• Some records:
<<<<

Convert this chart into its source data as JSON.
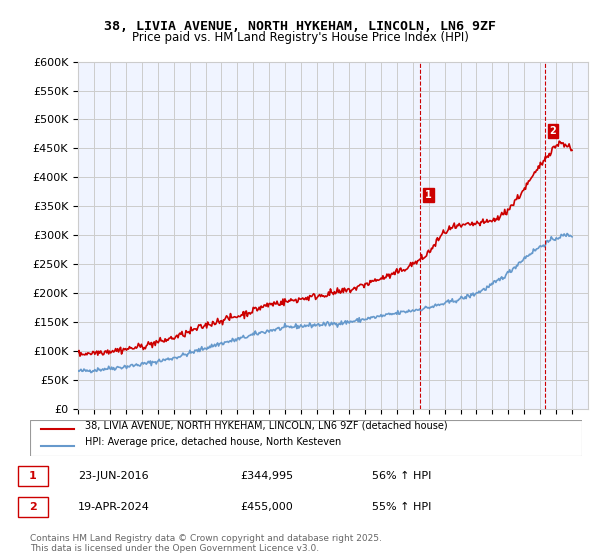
{
  "title": "38, LIVIA AVENUE, NORTH HYKEHAM, LINCOLN, LN6 9ZF",
  "subtitle": "Price paid vs. HM Land Registry's House Price Index (HPI)",
  "legend_line1": "38, LIVIA AVENUE, NORTH HYKEHAM, LINCOLN, LN6 9ZF (detached house)",
  "legend_line2": "HPI: Average price, detached house, North Kesteven",
  "annotation1_label": "1",
  "annotation1_date": "23-JUN-2016",
  "annotation1_price": "£344,995",
  "annotation1_hpi": "56% ↑ HPI",
  "annotation2_label": "2",
  "annotation2_date": "19-APR-2024",
  "annotation2_price": "£455,000",
  "annotation2_hpi": "55% ↑ HPI",
  "footer": "Contains HM Land Registry data © Crown copyright and database right 2025.\nThis data is licensed under the Open Government Licence v3.0.",
  "red_color": "#cc0000",
  "blue_color": "#6699cc",
  "annotation_color": "#cc0000",
  "background_color": "#f0f4ff",
  "grid_color": "#cccccc",
  "ylim": [
    0,
    600000
  ],
  "yticks": [
    0,
    50000,
    100000,
    150000,
    200000,
    250000,
    300000,
    350000,
    400000,
    450000,
    500000,
    550000,
    600000
  ],
  "xlim_start": 1995,
  "xlim_end": 2027
}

>>>>

• SHORT TASK: Quote every line of the records above exactly; no picture is to be copied.

• RESULT FOR THIS EXERCISE:
Convert this chart into its source data as JSON.
{
  "title": "38, LIVIA AVENUE, NORTH HYKEHAM, LINCOLN, LN6 9ZF",
  "subtitle": "Price paid vs. HM Land Registry's House Price Index (HPI)",
  "legend_line1": "38, LIVIA AVENUE, NORTH HYKEHAM, LINCOLN, LN6 9ZF (detached house)",
  "legend_line2": "HPI: Average price, detached house, North Kesteven",
  "annotation1_label": "1",
  "annotation1_date": "23-JUN-2016",
  "annotation1_price": "£344,995",
  "annotation1_hpi": "56% ↑ HPI",
  "annotation2_label": "2",
  "annotation2_date": "19-APR-2024",
  "annotation2_price": "£455,000",
  "annotation2_hpi": "55% ↑ HPI",
  "footer": "Contains HM Land Registry data © Crown copyright and database right 2025.\nThis data is licensed under the Open Government Licence v3.0.",
  "red_color": "#cc0000",
  "blue_color": "#6699cc",
  "annotation_color": "#cc0000",
  "background_color": "#f0f4ff",
  "grid_color": "#cccccc",
  "ylim": [
    0,
    600000
  ],
  "yticks": [
    0,
    50000,
    100000,
    150000,
    200000,
    250000,
    300000,
    350000,
    400000,
    450000,
    500000,
    550000,
    600000
  ],
  "xlim_start": 1995,
  "xlim_end": 2027
}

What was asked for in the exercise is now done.